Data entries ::
_ _ _ _ _ _ _
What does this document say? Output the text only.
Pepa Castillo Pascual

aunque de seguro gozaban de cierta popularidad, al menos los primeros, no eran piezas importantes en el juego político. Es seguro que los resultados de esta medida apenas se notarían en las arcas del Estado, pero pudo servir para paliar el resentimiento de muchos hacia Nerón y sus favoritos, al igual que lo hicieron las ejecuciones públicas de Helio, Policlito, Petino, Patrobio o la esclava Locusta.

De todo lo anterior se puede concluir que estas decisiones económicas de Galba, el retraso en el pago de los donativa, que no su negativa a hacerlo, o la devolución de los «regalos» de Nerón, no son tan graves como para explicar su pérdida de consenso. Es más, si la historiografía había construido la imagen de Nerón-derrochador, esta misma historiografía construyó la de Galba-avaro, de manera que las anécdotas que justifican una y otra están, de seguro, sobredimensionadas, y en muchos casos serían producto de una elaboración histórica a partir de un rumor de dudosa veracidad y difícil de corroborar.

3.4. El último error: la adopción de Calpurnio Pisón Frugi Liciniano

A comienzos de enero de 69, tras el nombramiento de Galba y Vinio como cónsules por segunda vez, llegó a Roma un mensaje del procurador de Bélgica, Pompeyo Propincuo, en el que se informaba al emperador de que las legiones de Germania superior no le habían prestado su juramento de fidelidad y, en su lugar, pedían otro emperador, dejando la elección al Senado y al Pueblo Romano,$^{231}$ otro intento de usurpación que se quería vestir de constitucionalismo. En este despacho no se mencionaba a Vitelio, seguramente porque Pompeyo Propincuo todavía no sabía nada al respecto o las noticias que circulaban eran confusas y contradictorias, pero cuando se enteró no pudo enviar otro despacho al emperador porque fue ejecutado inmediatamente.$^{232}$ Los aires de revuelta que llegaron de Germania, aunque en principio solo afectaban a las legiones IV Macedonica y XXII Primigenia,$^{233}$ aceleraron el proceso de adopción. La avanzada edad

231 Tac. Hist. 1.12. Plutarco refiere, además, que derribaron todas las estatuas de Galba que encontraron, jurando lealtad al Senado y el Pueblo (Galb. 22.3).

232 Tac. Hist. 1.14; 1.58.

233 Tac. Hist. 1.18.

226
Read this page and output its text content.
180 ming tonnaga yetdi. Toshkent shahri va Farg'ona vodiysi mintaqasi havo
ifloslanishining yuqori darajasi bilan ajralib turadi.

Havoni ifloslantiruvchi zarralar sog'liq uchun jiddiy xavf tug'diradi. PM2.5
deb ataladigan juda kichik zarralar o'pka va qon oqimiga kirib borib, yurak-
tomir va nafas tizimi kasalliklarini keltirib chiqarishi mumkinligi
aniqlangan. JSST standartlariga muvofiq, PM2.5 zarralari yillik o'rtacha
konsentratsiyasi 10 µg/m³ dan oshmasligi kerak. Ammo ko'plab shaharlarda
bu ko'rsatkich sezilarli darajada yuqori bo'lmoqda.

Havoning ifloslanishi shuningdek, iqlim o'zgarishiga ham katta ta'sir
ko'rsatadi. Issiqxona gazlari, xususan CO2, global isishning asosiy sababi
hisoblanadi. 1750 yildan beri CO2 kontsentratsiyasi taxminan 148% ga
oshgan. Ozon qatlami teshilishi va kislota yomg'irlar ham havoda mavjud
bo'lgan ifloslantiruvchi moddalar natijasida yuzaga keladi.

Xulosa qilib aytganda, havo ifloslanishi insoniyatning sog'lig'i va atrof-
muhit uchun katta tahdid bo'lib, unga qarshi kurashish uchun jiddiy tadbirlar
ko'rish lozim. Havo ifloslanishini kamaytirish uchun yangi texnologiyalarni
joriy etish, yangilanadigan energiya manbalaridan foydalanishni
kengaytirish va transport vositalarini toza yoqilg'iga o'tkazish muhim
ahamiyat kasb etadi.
_ _ _ _ _ _ _
What to produce :: Using the material above, print every entry exactly as written.

Answer below ::
What does this document say? Output the text only.
Pepa Castillo Pascual

aunque de seguro gozaban de cierta popularidad, al menos los primeros, no eran piezas importantes en el juego político. Es seguro que los resultados de esta medida apenas se notarían en las arcas del Estado, pero pudo servir para paliar el resentimiento de muchos hacia Nerón y sus favoritos, al igual que lo hicieron las ejecuciones públicas de Helio, Policlito, Petino, Patrobio o la esclava Locusta.

De todo lo anterior se puede concluir que estas decisiones económicas de Galba, el retraso en el pago de los donativa, que no su negativa a hacerlo, o la devolución de los «regalos» de Nerón, no son tan graves como para explicar su pérdida de consenso. Es más, si la historiografía había construido la imagen de Nerón-derrochador, esta misma historiografía construyó la de Galba-avaro, de manera que las anécdotas que justifican una y otra están, de seguro, sobredimensionadas, y en muchos casos serían producto de una elaboración histórica a partir de un rumor de dudosa veracidad y difícil de corroborar.

3.4. El último error: la adopción de Calpurnio Pisón Frugi Liciniano

A comienzos de enero de 69, tras el nombramiento de Galba y Vinio como cónsules por segunda vez, llegó a Roma un mensaje del procurador de Bélgica, Pompeyo Propincuo, en el que se informaba al emperador de que las legiones de Germania superior no le habían prestado su juramento de fidelidad y, en su lugar, pedían otro emperador, dejando la elección al Senado y al Pueblo Romano,$^{231}$ otro intento de usurpación que se quería vestir de constitucionalismo. En este despacho no se mencionaba a Vitelio, seguramente porque Pompeyo Propincuo todavía no sabía nada al respecto o las noticias que circulaban eran confusas y contradictorias, pero cuando se enteró no pudo enviar otro despacho al emperador porque fue ejecutado inmediatamente.$^{232}$ Los aires de revuelta que llegaron de Germania, aunque en principio solo afectaban a las legiones IV Macedonica y XXII Primigenia,$^{233}$ aceleraron el proceso de adopción. La avanzada edad

231 Tac. Hist. 1.12. Plutarco refiere, además, que derribaron todas las estatuas de Galba que encontraron, jurando lealtad al Senado y el Pueblo (Galb. 22.3).

232 Tac. Hist. 1.14; 1.58.

233 Tac. Hist. 1.18.

226
Read this page and output its text content.
180 ming tonnaga yetdi. Toshkent shahri va Farg'ona vodiysi mintaqasi havo
ifloslanishining yuqori darajasi bilan ajralib turadi.

Havoni ifloslantiruvchi zarralar sog'liq uchun jiddiy xavf tug'diradi. PM2.5
deb ataladigan juda kichik zarralar o'pka va qon oqimiga kirib borib, yurak-
tomir va nafas tizimi kasalliklarini keltirib chiqarishi mumkinligi
aniqlangan. JSST standartlariga muvofiq, PM2.5 zarralari yillik o'rtacha
konsentratsiyasi 10 µg/m³ dan oshmasligi kerak. Ammo ko'plab shaharlarda
bu ko'rsatkich sezilarli darajada yuqori bo'lmoqda.

Havoning ifloslanishi shuningdek, iqlim o'zgarishiga ham katta ta'sir
ko'rsatadi. Issiqxona gazlari, xususan CO2, global isishning asosiy sababi
hisoblanadi. 1750 yildan beri CO2 kontsentratsiyasi taxminan 148% ga
oshgan. Ozon qatlami teshilishi va kislota yomg'irlar ham havoda mavjud
bo'lgan ifloslantiruvchi moddalar natijasida yuzaga keladi.

Xulosa qilib aytganda, havo ifloslanishi insoniyatning sog'lig'i va atrof-
muhit uchun katta tahdid bo'lib, unga qarshi kurashish uchun jiddiy tadbirlar
ko'rish lozim. Havo ifloslanishini kamaytirish uchun yangi texnologiyalarni
joriy etish, yangilanadigan energiya manbalaridan foydalanishni
kengaytirish va transport vositalarini toza yoqilg'iga o'tkazish muhim
ahamiyat kasb etadi.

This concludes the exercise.